[Extracted data entries]
= = =

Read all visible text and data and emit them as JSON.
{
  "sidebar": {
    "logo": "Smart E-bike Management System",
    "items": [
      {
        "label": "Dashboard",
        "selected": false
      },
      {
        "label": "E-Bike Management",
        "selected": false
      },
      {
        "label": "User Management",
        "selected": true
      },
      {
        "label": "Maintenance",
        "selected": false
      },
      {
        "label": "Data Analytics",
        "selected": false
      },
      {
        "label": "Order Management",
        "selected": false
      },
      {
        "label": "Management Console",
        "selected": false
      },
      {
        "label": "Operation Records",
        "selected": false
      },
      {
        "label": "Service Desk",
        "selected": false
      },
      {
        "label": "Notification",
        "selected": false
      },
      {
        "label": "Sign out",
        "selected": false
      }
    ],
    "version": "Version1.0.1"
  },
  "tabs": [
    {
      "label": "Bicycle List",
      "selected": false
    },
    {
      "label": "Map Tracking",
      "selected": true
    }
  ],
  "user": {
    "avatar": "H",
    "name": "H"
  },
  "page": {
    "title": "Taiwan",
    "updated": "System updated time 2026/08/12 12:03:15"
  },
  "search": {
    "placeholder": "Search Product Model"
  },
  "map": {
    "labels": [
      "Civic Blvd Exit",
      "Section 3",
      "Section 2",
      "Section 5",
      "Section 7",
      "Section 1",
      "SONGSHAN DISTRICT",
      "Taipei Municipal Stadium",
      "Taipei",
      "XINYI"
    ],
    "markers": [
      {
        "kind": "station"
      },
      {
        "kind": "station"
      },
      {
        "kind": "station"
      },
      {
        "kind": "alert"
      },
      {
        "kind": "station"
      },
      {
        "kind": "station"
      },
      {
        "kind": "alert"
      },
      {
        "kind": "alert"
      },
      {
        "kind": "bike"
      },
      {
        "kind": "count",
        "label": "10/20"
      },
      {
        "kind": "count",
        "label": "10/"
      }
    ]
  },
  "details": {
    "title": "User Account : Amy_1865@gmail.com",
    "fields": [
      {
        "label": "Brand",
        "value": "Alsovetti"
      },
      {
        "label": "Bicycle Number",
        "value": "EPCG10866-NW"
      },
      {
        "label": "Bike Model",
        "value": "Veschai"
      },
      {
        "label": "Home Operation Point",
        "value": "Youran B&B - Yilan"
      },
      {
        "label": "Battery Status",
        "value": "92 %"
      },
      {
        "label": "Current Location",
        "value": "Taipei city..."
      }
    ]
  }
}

= = =

- _WORK TO BE COMPLETED_:
Output all of the data again, exactly.

- _SOLUTION_:
Read all visible text and data and emit them as JSON.
{
  "sidebar": {
    "logo": "Smart E-bike Management System",
    "items": [
      {
        "label": "Dashboard",
        "selected": false
      },
      {
        "label": "E-Bike Management",
        "selected": false
      },
      {
        "label": "User Management",
        "selected": true
      },
      {
        "label": "Maintenance",
        "selected": false
      },
      {
        "label": "Data Analytics",
        "selected": false
      },
      {
        "label": "Order Management",
        "selected": false
      },
      {
        "label": "Management Console",
        "selected": false
      },
      {
        "label": "Operation Records",
        "selected": false
      },
      {
        "label": "Service Desk",
        "selected": false
      },
      {
        "label": "Notification",
        "selected": false
      },
      {
        "label": "Sign out",
        "selected": false
      }
    ],
    "version": "Version1.0.1"
  },
  "tabs": [
    {
      "label": "Bicycle List",
      "selected": false
    },
    {
      "label": "Map Tracking",
      "selected": true
    }
  ],
  "user": {
    "avatar": "H",
    "name": "H"
  },
  "page": {
    "title": "Taiwan",
    "updated": "System updated time 2026/08/12 12:03:15"
  },
  "search": {
    "placeholder": "Search Product Model"
  },
  "map": {
    "labels": [
      "Civic Blvd Exit",
      "Section 3",
      "Section 2",
      "Section 5",
      "Section 7",
      "Section 1",
      "SONGSHAN DISTRICT",
      "Taipei Municipal Stadium",
      "Taipei",
      "XINYI"
    ],
    "markers": [
      {
        "kind": "station"
      },
      {
        "kind": "station"
      },
      {
        "kind": "station"
      },
      {
        "kind": "alert"
      },
      {
        "kind": "station"
      },
      {
        "kind": "station"
      },
      {
        "kind": "alert"
      },
      {
        "kind": "alert"
      },
      {
        "kind": "bike"
      },
      {
        "kind": "count",
        "label": "10/20"
      },
      {
        "kind": "count",
        "label": "10/"
      }
    ]
  },
  "details": {
    "title": "User Account : Amy_1865@gmail.com",
    "fields": [
      {
        "label": "Brand",
        "value": "Alsovetti"
      },
      {
        "label": "Bicycle Number",
        "value": "EPCG10866-NW"
      },
      {
        "label": "Bike Model",
        "value": "Veschai"
      },
      {
        "label": "Home Operation Point",
        "value": "Youran B&B - Yilan"
      },
      {
        "label": "Battery Status",
        "value": "92 %"
      },
      {
        "label": "Current Location",
        "value": "Taipei city..."
      }
    ]
  }
}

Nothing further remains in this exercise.